START MATERIAL PROVIDED
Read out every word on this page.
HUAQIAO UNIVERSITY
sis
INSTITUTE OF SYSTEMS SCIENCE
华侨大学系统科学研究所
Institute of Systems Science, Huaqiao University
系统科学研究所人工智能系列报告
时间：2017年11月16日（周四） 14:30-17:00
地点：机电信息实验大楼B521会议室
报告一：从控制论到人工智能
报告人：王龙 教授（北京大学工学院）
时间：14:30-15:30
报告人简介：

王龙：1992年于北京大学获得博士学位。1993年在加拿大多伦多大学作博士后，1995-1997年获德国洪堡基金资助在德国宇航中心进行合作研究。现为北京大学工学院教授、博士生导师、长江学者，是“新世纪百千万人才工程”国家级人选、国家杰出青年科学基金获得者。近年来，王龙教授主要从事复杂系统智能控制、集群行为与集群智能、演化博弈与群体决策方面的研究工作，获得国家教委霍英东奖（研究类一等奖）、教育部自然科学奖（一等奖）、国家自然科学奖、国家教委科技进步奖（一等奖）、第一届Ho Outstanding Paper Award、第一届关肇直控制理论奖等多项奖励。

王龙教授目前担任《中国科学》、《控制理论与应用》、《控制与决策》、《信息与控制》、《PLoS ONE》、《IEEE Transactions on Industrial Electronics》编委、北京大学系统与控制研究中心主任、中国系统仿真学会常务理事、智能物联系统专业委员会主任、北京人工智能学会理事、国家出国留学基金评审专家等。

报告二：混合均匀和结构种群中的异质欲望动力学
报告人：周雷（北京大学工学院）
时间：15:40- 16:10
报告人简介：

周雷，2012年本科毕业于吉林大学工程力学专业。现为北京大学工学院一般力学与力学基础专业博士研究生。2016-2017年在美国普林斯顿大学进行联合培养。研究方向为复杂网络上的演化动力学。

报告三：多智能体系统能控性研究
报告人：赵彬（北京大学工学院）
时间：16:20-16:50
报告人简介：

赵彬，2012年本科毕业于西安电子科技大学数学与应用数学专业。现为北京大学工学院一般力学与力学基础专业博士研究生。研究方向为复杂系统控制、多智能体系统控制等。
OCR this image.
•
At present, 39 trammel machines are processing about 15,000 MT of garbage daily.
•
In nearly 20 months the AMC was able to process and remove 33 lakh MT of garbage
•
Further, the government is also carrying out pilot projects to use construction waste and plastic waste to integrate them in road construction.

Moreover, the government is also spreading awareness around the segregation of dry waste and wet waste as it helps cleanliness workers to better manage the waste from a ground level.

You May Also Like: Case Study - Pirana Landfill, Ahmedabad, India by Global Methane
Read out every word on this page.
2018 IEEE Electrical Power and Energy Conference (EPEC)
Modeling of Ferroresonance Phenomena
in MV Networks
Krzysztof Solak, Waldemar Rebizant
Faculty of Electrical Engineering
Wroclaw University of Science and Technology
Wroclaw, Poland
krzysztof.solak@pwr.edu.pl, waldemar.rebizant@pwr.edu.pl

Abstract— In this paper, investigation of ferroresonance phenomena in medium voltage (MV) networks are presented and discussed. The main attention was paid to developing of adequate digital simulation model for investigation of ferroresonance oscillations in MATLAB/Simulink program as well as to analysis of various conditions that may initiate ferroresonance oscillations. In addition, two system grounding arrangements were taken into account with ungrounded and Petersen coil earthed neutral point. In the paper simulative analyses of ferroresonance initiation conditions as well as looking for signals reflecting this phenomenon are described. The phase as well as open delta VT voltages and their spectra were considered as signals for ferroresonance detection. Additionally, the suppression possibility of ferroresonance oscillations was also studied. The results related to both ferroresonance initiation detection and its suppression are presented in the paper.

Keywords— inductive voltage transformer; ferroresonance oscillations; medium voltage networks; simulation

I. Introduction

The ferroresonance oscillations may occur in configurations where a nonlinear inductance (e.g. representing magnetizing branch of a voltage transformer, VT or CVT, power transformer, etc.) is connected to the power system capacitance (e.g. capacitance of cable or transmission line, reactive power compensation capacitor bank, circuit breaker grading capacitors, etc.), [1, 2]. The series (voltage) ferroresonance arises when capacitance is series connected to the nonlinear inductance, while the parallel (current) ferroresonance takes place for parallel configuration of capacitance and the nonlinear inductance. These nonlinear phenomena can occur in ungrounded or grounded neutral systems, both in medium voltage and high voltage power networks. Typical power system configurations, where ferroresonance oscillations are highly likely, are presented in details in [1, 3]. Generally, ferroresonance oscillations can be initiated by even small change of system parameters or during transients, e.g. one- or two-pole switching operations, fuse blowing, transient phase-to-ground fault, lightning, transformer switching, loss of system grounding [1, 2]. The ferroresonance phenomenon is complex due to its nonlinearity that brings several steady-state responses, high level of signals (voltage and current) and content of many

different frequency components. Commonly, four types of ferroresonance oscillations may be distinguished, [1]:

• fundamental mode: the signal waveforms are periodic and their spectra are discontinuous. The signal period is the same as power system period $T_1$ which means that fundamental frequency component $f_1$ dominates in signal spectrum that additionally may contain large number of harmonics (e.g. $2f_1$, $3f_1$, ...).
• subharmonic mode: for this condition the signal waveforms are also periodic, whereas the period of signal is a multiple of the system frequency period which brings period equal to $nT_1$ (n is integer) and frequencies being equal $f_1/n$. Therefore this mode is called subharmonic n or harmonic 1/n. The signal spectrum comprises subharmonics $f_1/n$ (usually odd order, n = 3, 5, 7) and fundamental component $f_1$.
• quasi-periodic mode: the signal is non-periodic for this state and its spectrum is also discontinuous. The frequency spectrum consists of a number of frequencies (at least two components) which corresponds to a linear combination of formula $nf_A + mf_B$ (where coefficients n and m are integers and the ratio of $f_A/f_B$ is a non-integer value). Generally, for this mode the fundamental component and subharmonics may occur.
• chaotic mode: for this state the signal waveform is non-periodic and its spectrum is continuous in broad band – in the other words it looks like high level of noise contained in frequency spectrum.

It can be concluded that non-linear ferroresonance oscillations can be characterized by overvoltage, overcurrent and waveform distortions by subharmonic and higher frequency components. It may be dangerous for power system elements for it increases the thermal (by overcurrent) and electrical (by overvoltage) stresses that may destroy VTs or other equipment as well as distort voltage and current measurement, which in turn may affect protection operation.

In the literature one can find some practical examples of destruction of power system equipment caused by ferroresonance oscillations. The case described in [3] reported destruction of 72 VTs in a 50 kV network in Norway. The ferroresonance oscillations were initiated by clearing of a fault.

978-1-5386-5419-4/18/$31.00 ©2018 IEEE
END MATERIAL PROVIDED
### REQUIRED TASK
Write out the material from the first line to the last, exactly.

### RESPONSE FOR THIS EXERCISE
Read out every word on this page.
HUAQIAO UNIVERSITY
sis
INSTITUTE OF SYSTEMS SCIENCE
华侨大学系统科学研究所
Institute of Systems Science, Huaqiao University
系统科学研究所人工智能系列报告
时间：2017年11月16日（周四） 14:30-17:00
地点：机电信息实验大楼B521会议室
报告一：从控制论到人工智能
报告人：王龙 教授（北京大学工学院）
时间：14:30-15:30
报告人简介：

王龙：1992年于北京大学获得博士学位。1993年在加拿大多伦多大学作博士后，1995-1997年获德国洪堡基金资助在德国宇航中心进行合作研究。现为北京大学工学院教授、博士生导师、长江学者，是“新世纪百千万人才工程”国家级人选、国家杰出青年科学基金获得者。近年来，王龙教授主要从事复杂系统智能控制、集群行为与集群智能、演化博弈与群体决策方面的研究工作，获得国家教委霍英东奖（研究类一等奖）、教育部自然科学奖（一等奖）、国家自然科学奖、国家教委科技进步奖（一等奖）、第一届Ho Outstanding Paper Award、第一届关肇直控制理论奖等多项奖励。

王龙教授目前担任《中国科学》、《控制理论与应用》、《控制与决策》、《信息与控制》、《PLoS ONE》、《IEEE Transactions on Industrial Electronics》编委、北京大学系统与控制研究中心主任、中国系统仿真学会常务理事、智能物联系统专业委员会主任、北京人工智能学会理事、国家出国留学基金评审专家等。

报告二：混合均匀和结构种群中的异质欲望动力学
报告人：周雷（北京大学工学院）
时间：15:40- 16:10
报告人简介：

周雷，2012年本科毕业于吉林大学工程力学专业。现为北京大学工学院一般力学与力学基础专业博士研究生。2016-2017年在美国普林斯顿大学进行联合培养。研究方向为复杂网络上的演化动力学。

报告三：多智能体系统能控性研究
报告人：赵彬（北京大学工学院）
时间：16:20-16:50
报告人简介：

赵彬，2012年本科毕业于西安电子科技大学数学与应用数学专业。现为北京大学工学院一般力学与力学基础专业博士研究生。研究方向为复杂系统控制、多智能体系统控制等。
OCR this image.
•
At present, 39 trammel machines are processing about 15,000 MT of garbage daily.
•
In nearly 20 months the AMC was able to process and remove 33 lakh MT of garbage
•
Further, the government is also carrying out pilot projects to use construction waste and plastic waste to integrate them in road construction.

Moreover, the government is also spreading awareness around the segregation of dry waste and wet waste as it helps cleanliness workers to better manage the waste from a ground level.

You May Also Like: Case Study - Pirana Landfill, Ahmedabad, India by Global Methane
Read out every word on this page.
2018 IEEE Electrical Power and Energy Conference (EPEC)
Modeling of Ferroresonance Phenomena
in MV Networks
Krzysztof Solak, Waldemar Rebizant
Faculty of Electrical Engineering
Wroclaw University of Science and Technology
Wroclaw, Poland
krzysztof.solak@pwr.edu.pl, waldemar.rebizant@pwr.edu.pl

Abstract— In this paper, investigation of ferroresonance phenomena in medium voltage (MV) networks are presented and discussed. The main attention was paid to developing of adequate digital simulation model for investigation of ferroresonance oscillations in MATLAB/Simulink program as well as to analysis of various conditions that may initiate ferroresonance oscillations. In addition, two system grounding arrangements were taken into account with ungrounded and Petersen coil earthed neutral point. In the paper simulative analyses of ferroresonance initiation conditions as well as looking for signals reflecting this phenomenon are described. The phase as well as open delta VT voltages and their spectra were considered as signals for ferroresonance detection. Additionally, the suppression possibility of ferroresonance oscillations was also studied. The results related to both ferroresonance initiation detection and its suppression are presented in the paper.

Keywords— inductive voltage transformer; ferroresonance oscillations; medium voltage networks; simulation

I. Introduction

The ferroresonance oscillations may occur in configurations where a nonlinear inductance (e.g. representing magnetizing branch of a voltage transformer, VT or CVT, power transformer, etc.) is connected to the power system capacitance (e.g. capacitance of cable or transmission line, reactive power compensation capacitor bank, circuit breaker grading capacitors, etc.), [1, 2]. The series (voltage) ferroresonance arises when capacitance is series connected to the nonlinear inductance, while the parallel (current) ferroresonance takes place for parallel configuration of capacitance and the nonlinear inductance. These nonlinear phenomena can occur in ungrounded or grounded neutral systems, both in medium voltage and high voltage power networks. Typical power system configurations, where ferroresonance oscillations are highly likely, are presented in details in [1, 3]. Generally, ferroresonance oscillations can be initiated by even small change of system parameters or during transients, e.g. one- or two-pole switching operations, fuse blowing, transient phase-to-ground fault, lightning, transformer switching, loss of system grounding [1, 2]. The ferroresonance phenomenon is complex due to its nonlinearity that brings several steady-state responses, high level of signals (voltage and current) and content of many

different frequency components. Commonly, four types of ferroresonance oscillations may be distinguished, [1]:

• fundamental mode: the signal waveforms are periodic and their spectra are discontinuous. The signal period is the same as power system period $T_1$ which means that fundamental frequency component $f_1$ dominates in signal spectrum that additionally may contain large number of harmonics (e.g. $2f_1$, $3f_1$, ...).
• subharmonic mode: for this condition the signal waveforms are also periodic, whereas the period of signal is a multiple of the system frequency period which brings period equal to $nT_1$ (n is integer) and frequencies being equal $f_1/n$. Therefore this mode is called subharmonic n or harmonic 1/n. The signal spectrum comprises subharmonics $f_1/n$ (usually odd order, n = 3, 5, 7) and fundamental component $f_1$.
• quasi-periodic mode: the signal is non-periodic for this state and its spectrum is also discontinuous. The frequency spectrum consists of a number of frequencies (at least two components) which corresponds to a linear combination of formula $nf_A + mf_B$ (where coefficients n and m are integers and the ratio of $f_A/f_B$ is a non-integer value). Generally, for this mode the fundamental component and subharmonics may occur.
• chaotic mode: for this state the signal waveform is non-periodic and its spectrum is continuous in broad band – in the other words it looks like high level of noise contained in frequency spectrum.

It can be concluded that non-linear ferroresonance oscillations can be characterized by overvoltage, overcurrent and waveform distortions by subharmonic and higher frequency components. It may be dangerous for power system elements for it increases the thermal (by overcurrent) and electrical (by overvoltage) stresses that may destroy VTs or other equipment as well as distort voltage and current measurement, which in turn may affect protection operation.

In the literature one can find some practical examples of destruction of power system equipment caused by ferroresonance oscillations. The case described in [3] reported destruction of 72 VTs in a 50 kV network in Norway. The ferroresonance oscillations were initiated by clearing of a fault.

978-1-5386-5419-4/18/$31.00 ©2018 IEEE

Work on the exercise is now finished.